[WORK INSTRUCTIONS] Reproduce the listing below in full and without alteration, apart from its pictures.

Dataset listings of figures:

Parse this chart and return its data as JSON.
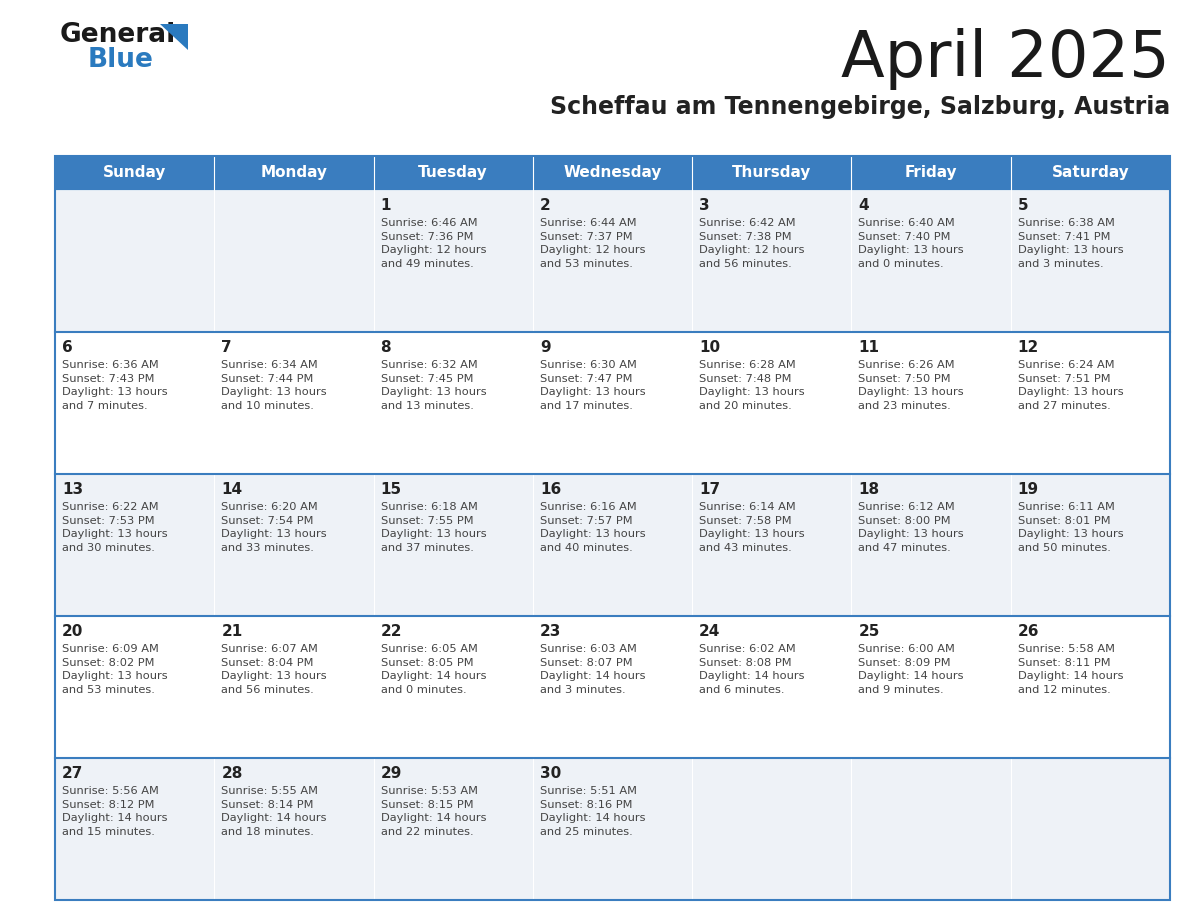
{
  "title": "April 2025",
  "subtitle": "Scheffau am Tennengebirge, Salzburg, Austria",
  "days_of_week": [
    "Sunday",
    "Monday",
    "Tuesday",
    "Wednesday",
    "Thursday",
    "Friday",
    "Saturday"
  ],
  "header_bg": "#3a7dbf",
  "header_text": "#ffffff",
  "row_bg_even": "#eef2f7",
  "row_bg_odd": "#ffffff",
  "cell_border_color": "#3a7dbf",
  "day_num_color": "#222222",
  "text_color": "#444444",
  "title_color": "#1a1a1a",
  "subtitle_color": "#222222",
  "logo_general_color": "#1a1a1a",
  "logo_blue_color": "#2a7abf",
  "logo_triangle_color": "#2a7abf",
  "calendar": [
    [
      {
        "day": null,
        "sunrise": null,
        "sunset": null,
        "daylight": null
      },
      {
        "day": null,
        "sunrise": null,
        "sunset": null,
        "daylight": null
      },
      {
        "day": 1,
        "sunrise": "6:46 AM",
        "sunset": "7:36 PM",
        "daylight": "12 hours and 49 minutes."
      },
      {
        "day": 2,
        "sunrise": "6:44 AM",
        "sunset": "7:37 PM",
        "daylight": "12 hours and 53 minutes."
      },
      {
        "day": 3,
        "sunrise": "6:42 AM",
        "sunset": "7:38 PM",
        "daylight": "12 hours and 56 minutes."
      },
      {
        "day": 4,
        "sunrise": "6:40 AM",
        "sunset": "7:40 PM",
        "daylight": "13 hours and 0 minutes."
      },
      {
        "day": 5,
        "sunrise": "6:38 AM",
        "sunset": "7:41 PM",
        "daylight": "13 hours and 3 minutes."
      }
    ],
    [
      {
        "day": 6,
        "sunrise": "6:36 AM",
        "sunset": "7:43 PM",
        "daylight": "13 hours and 7 minutes."
      },
      {
        "day": 7,
        "sunrise": "6:34 AM",
        "sunset": "7:44 PM",
        "daylight": "13 hours and 10 minutes."
      },
      {
        "day": 8,
        "sunrise": "6:32 AM",
        "sunset": "7:45 PM",
        "daylight": "13 hours and 13 minutes."
      },
      {
        "day": 9,
        "sunrise": "6:30 AM",
        "sunset": "7:47 PM",
        "daylight": "13 hours and 17 minutes."
      },
      {
        "day": 10,
        "sunrise": "6:28 AM",
        "sunset": "7:48 PM",
        "daylight": "13 hours and 20 minutes."
      },
      {
        "day": 11,
        "sunrise": "6:26 AM",
        "sunset": "7:50 PM",
        "daylight": "13 hours and 23 minutes."
      },
      {
        "day": 12,
        "sunrise": "6:24 AM",
        "sunset": "7:51 PM",
        "daylight": "13 hours and 27 minutes."
      }
    ],
    [
      {
        "day": 13,
        "sunrise": "6:22 AM",
        "sunset": "7:53 PM",
        "daylight": "13 hours and 30 minutes."
      },
      {
        "day": 14,
        "sunrise": "6:20 AM",
        "sunset": "7:54 PM",
        "daylight": "13 hours and 33 minutes."
      },
      {
        "day": 15,
        "sunrise": "6:18 AM",
        "sunset": "7:55 PM",
        "daylight": "13 hours and 37 minutes."
      },
      {
        "day": 16,
        "sunrise": "6:16 AM",
        "sunset": "7:57 PM",
        "daylight": "13 hours and 40 minutes."
      },
      {
        "day": 17,
        "sunrise": "6:14 AM",
        "sunset": "7:58 PM",
        "daylight": "13 hours and 43 minutes."
      },
      {
        "day": 18,
        "sunrise": "6:12 AM",
        "sunset": "8:00 PM",
        "daylight": "13 hours and 47 minutes."
      },
      {
        "day": 19,
        "sunrise": "6:11 AM",
        "sunset": "8:01 PM",
        "daylight": "13 hours and 50 minutes."
      }
    ],
    [
      {
        "day": 20,
        "sunrise": "6:09 AM",
        "sunset": "8:02 PM",
        "daylight": "13 hours and 53 minutes."
      },
      {
        "day": 21,
        "sunrise": "6:07 AM",
        "sunset": "8:04 PM",
        "daylight": "13 hours and 56 minutes."
      },
      {
        "day": 22,
        "sunrise": "6:05 AM",
        "sunset": "8:05 PM",
        "daylight": "14 hours and 0 minutes."
      },
      {
        "day": 23,
        "sunrise": "6:03 AM",
        "sunset": "8:07 PM",
        "daylight": "14 hours and 3 minutes."
      },
      {
        "day": 24,
        "sunrise": "6:02 AM",
        "sunset": "8:08 PM",
        "daylight": "14 hours and 6 minutes."
      },
      {
        "day": 25,
        "sunrise": "6:00 AM",
        "sunset": "8:09 PM",
        "daylight": "14 hours and 9 minutes."
      },
      {
        "day": 26,
        "sunrise": "5:58 AM",
        "sunset": "8:11 PM",
        "daylight": "14 hours and 12 minutes."
      }
    ],
    [
      {
        "day": 27,
        "sunrise": "5:56 AM",
        "sunset": "8:12 PM",
        "daylight": "14 hours and 15 minutes."
      },
      {
        "day": 28,
        "sunrise": "5:55 AM",
        "sunset": "8:14 PM",
        "daylight": "14 hours and 18 minutes."
      },
      {
        "day": 29,
        "sunrise": "5:53 AM",
        "sunset": "8:15 PM",
        "daylight": "14 hours and 22 minutes."
      },
      {
        "day": 30,
        "sunrise": "5:51 AM",
        "sunset": "8:16 PM",
        "daylight": "14 hours and 25 minutes."
      },
      {
        "day": null,
        "sunrise": null,
        "sunset": null,
        "daylight": null
      },
      {
        "day": null,
        "sunrise": null,
        "sunset": null,
        "daylight": null
      },
      {
        "day": null,
        "sunrise": null,
        "sunset": null,
        "daylight": null
      }
    ]
  ],
  "fig_width": 11.88,
  "fig_height": 9.18,
  "dpi": 100
}
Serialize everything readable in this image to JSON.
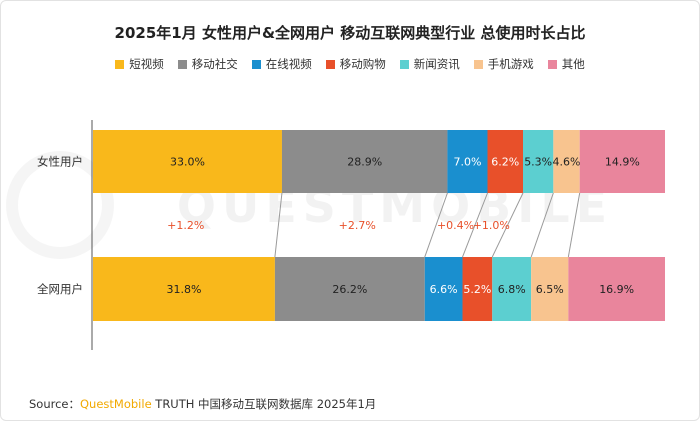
{
  "title": "2025年1月 女性用户&全网用户 移动互联网典型行业 总使用时长占比",
  "source": {
    "prefix": "Source：",
    "brand": "QuestMobile",
    "rest": " TRUTH 中国移动互联网数据库 2025年1月"
  },
  "watermark": "QUESTMOBILE",
  "chart_data": {
    "type": "bar",
    "orientation": "horizontal",
    "stacked": "percent",
    "categories": [
      "女性用户",
      "全网用户"
    ],
    "series": [
      {
        "name": "短视频",
        "color": "#f9b81b",
        "values": [
          33.0,
          31.8
        ],
        "labels": [
          "33.0%",
          "31.8%"
        ]
      },
      {
        "name": "移动社交",
        "color": "#8c8c8c",
        "values": [
          28.9,
          26.2
        ],
        "labels": [
          "28.9%",
          "26.2%"
        ]
      },
      {
        "name": "在线视频",
        "color": "#1a8fcf",
        "values": [
          7.0,
          6.6
        ],
        "labels": [
          "7.0%",
          "6.6%"
        ]
      },
      {
        "name": "移动购物",
        "color": "#e8502a",
        "values": [
          6.2,
          5.2
        ],
        "labels": [
          "6.2%",
          "5.2%"
        ]
      },
      {
        "name": "新闻资讯",
        "color": "#5ccfd0",
        "values": [
          5.3,
          6.8
        ],
        "labels": [
          "5.3%",
          "6.8%"
        ]
      },
      {
        "name": "手机游戏",
        "color": "#f8c48f",
        "values": [
          4.6,
          6.5
        ],
        "labels": [
          "4.6%",
          "6.5%"
        ]
      },
      {
        "name": "其他",
        "color": "#e9859c",
        "values": [
          14.9,
          16.9
        ],
        "labels": [
          "14.9%",
          "16.9%"
        ]
      }
    ],
    "differences": [
      {
        "series": "短视频",
        "label": "+1.2%"
      },
      {
        "series": "移动社交",
        "label": "+2.7%"
      },
      {
        "series": "在线视频",
        "label": "+0.4%"
      },
      {
        "series": "移动购物",
        "label": "+1.0%"
      }
    ],
    "difference_color": "#e8502a",
    "legend_position": "top"
  }
}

[FULL RESPONSE]
Parse this chart and return its data as JSON.
{
  "title": "April 2025",
  "subtitle": "Scheffau am Tennengebirge, Salzburg, Austria",
  "days_of_week": [
    "Sunday",
    "Monday",
    "Tuesday",
    "Wednesday",
    "Thursday",
    "Friday",
    "Saturday"
  ],
  "header_bg": "#3a7dbf",
  "header_text": "#ffffff",
  "row_bg_even": "#eef2f7",
  "row_bg_odd": "#ffffff",
  "cell_border_color": "#3a7dbf",
  "day_num_color": "#222222",
  "text_color": "#444444",
  "title_color": "#1a1a1a",
  "subtitle_color": "#222222",
  "logo_general_color": "#1a1a1a",
  "logo_blue_color": "#2a7abf",
  "logo_triangle_color": "#2a7abf",
  "calendar": [
    [
      {
        "day": null,
        "sunrise": null,
        "sunset": null,
        "daylight": null
      },
      {
        "day": null,
        "sunrise": null,
        "sunset": null,
        "daylight": null
      },
      {
        "day": 1,
        "sunrise": "6:46 AM",
        "sunset": "7:36 PM",
        "daylight": "12 hours and 49 minutes."
      },
      {
        "day": 2,
        "sunrise": "6:44 AM",
        "sunset": "7:37 PM",
        "daylight": "12 hours and 53 minutes."
      },
      {
        "day": 3,
        "sunrise": "6:42 AM",
        "sunset": "7:38 PM",
        "daylight": "12 hours and 56 minutes."
      },
      {
        "day": 4,
        "sunrise": "6:40 AM",
        "sunset": "7:40 PM",
        "daylight": "13 hours and 0 minutes."
      },
      {
        "day": 5,
        "sunrise": "6:38 AM",
        "sunset": "7:41 PM",
        "daylight": "13 hours and 3 minutes."
      }
    ],
    [
      {
        "day": 6,
        "sunrise": "6:36 AM",
        "sunset": "7:43 PM",
        "daylight": "13 hours and 7 minutes."
      },
      {
        "day": 7,
        "sunrise": "6:34 AM",
        "sunset": "7:44 PM",
        "daylight": "13 hours and 10 minutes."
      },
      {
        "day": 8,
        "sunrise": "6:32 AM",
        "sunset": "7:45 PM",
        "daylight": "13 hours and 13 minutes."
      },
      {
        "day": 9,
        "sunrise": "6:30 AM",
        "sunset": "7:47 PM",
        "daylight": "13 hours and 17 minutes."
      },
      {
        "day": 10,
        "sunrise": "6:28 AM",
        "sunset": "7:48 PM",
        "daylight": "13 hours and 20 minutes."
      },
      {
        "day": 11,
        "sunrise": "6:26 AM",
        "sunset": "7:50 PM",
        "daylight": "13 hours and 23 minutes."
      },
      {
        "day": 12,
        "sunrise": "6:24 AM",
        "sunset": "7:51 PM",
        "daylight": "13 hours and 27 minutes."
      }
    ],
    [
      {
        "day": 13,
        "sunrise": "6:22 AM",
        "sunset": "7:53 PM",
        "daylight": "13 hours and 30 minutes."
      },
      {
        "day": 14,
        "sunrise": "6:20 AM",
        "sunset": "7:54 PM",
        "daylight": "13 hours and 33 minutes."
      },
      {
        "day": 15,
        "sunrise": "6:18 AM",
        "sunset": "7:55 PM",
        "daylight": "13 hours and 37 minutes."
      },
      {
        "day": 16,
        "sunrise": "6:16 AM",
        "sunset": "7:57 PM",
        "daylight": "13 hours and 40 minutes."
      },
      {
        "day": 17,
        "sunrise": "6:14 AM",
        "sunset": "7:58 PM",
        "daylight": "13 hours and 43 minutes."
      },
      {
        "day": 18,
        "sunrise": "6:12 AM",
        "sunset": "8:00 PM",
        "daylight": "13 hours and 47 minutes."
      },
      {
        "day": 19,
        "sunrise": "6:11 AM",
        "sunset": "8:01 PM",
        "daylight": "13 hours and 50 minutes."
      }
    ],
    [
      {
        "day": 20,
        "sunrise": "6:09 AM",
        "sunset": "8:02 PM",
        "daylight": "13 hours and 53 minutes."
      },
      {
        "day": 21,
        "sunrise": "6:07 AM",
        "sunset": "8:04 PM",
        "daylight": "13 hours and 56 minutes."
      },
      {
        "day": 22,
        "sunrise": "6:05 AM",
        "sunset": "8:05 PM",
        "daylight": "14 hours and 0 minutes."
      },
      {
        "day": 23,
        "sunrise": "6:03 AM",
        "sunset": "8:07 PM",
        "daylight": "14 hours and 3 minutes."
      },
      {
        "day": 24,
        "sunrise": "6:02 AM",
        "sunset": "8:08 PM",
        "daylight": "14 hours and 6 minutes."
      },
      {
        "day": 25,
        "sunrise": "6:00 AM",
        "sunset": "8:09 PM",
        "daylight": "14 hours and 9 minutes."
      },
      {
        "day": 26,
        "sunrise": "5:58 AM",
        "sunset": "8:11 PM",
        "daylight": "14 hours and 12 minutes."
      }
    ],
    [
      {
        "day": 27,
        "sunrise": "5:56 AM",
        "sunset": "8:12 PM",
        "daylight": "14 hours and 15 minutes."
      },
      {
        "day": 28,
        "sunrise": "5:55 AM",
        "sunset": "8:14 PM",
        "daylight": "14 hours and 18 minutes."
      },
      {
        "day": 29,
        "sunrise": "5:53 AM",
        "sunset": "8:15 PM",
        "daylight": "14 hours and 22 minutes."
      },
      {
        "day": 30,
        "sunrise": "5:51 AM",
        "sunset": "8:16 PM",
        "daylight": "14 hours and 25 minutes."
      },
      {
        "day": null,
        "sunrise": null,
        "sunset": null,
        "daylight": null
      },
      {
        "day": null,
        "sunrise": null,
        "sunset": null,
        "daylight": null
      },
      {
        "day": null,
        "sunrise": null,
        "sunset": null,
        "daylight": null
      }
    ]
  ],
  "fig_width": 11.88,
  "fig_height": 9.18,
  "dpi": 100
}
Serialize everything readable in this image to JSON.
{
  "title": "2025年1月 女性用户&全网用户 移动互联网典型行业 总使用时长占比",
  "source": {
    "prefix": "Source：",
    "brand": "QuestMobile",
    "rest": " TRUTH 中国移动互联网数据库 2025年1月"
  },
  "watermark": "QUESTMOBILE",
  "chart_data": {
    "type": "bar",
    "orientation": "horizontal",
    "stacked": "percent",
    "categories": [
      "女性用户",
      "全网用户"
    ],
    "series": [
      {
        "name": "短视频",
        "color": "#f9b81b",
        "values": [
          33.0,
          31.8
        ],
        "labels": [
          "33.0%",
          "31.8%"
        ]
      },
      {
        "name": "移动社交",
        "color": "#8c8c8c",
        "values": [
          28.9,
          26.2
        ],
        "labels": [
          "28.9%",
          "26.2%"
        ]
      },
      {
        "name": "在线视频",
        "color": "#1a8fcf",
        "values": [
          7.0,
          6.6
        ],
        "labels": [
          "7.0%",
          "6.6%"
        ]
      },
      {
        "name": "移动购物",
        "color": "#e8502a",
        "values": [
          6.2,
          5.2
        ],
        "labels": [
          "6.2%",
          "5.2%"
        ]
      },
      {
        "name": "新闻资讯",
        "color": "#5ccfd0",
        "values": [
          5.3,
          6.8
        ],
        "labels": [
          "5.3%",
          "6.8%"
        ]
      },
      {
        "name": "手机游戏",
        "color": "#f8c48f",
        "values": [
          4.6,
          6.5
        ],
        "labels": [
          "4.6%",
          "6.5%"
        ]
      },
      {
        "name": "其他",
        "color": "#e9859c",
        "values": [
          14.9,
          16.9
        ],
        "labels": [
          "14.9%",
          "16.9%"
        ]
      }
    ],
    "differences": [
      {
        "series": "短视频",
        "label": "+1.2%"
      },
      {
        "series": "移动社交",
        "label": "+2.7%"
      },
      {
        "series": "在线视频",
        "label": "+0.4%"
      },
      {
        "series": "移动购物",
        "label": "+1.0%"
      }
    ],
    "difference_color": "#e8502a",
    "legend_position": "top"
  }
}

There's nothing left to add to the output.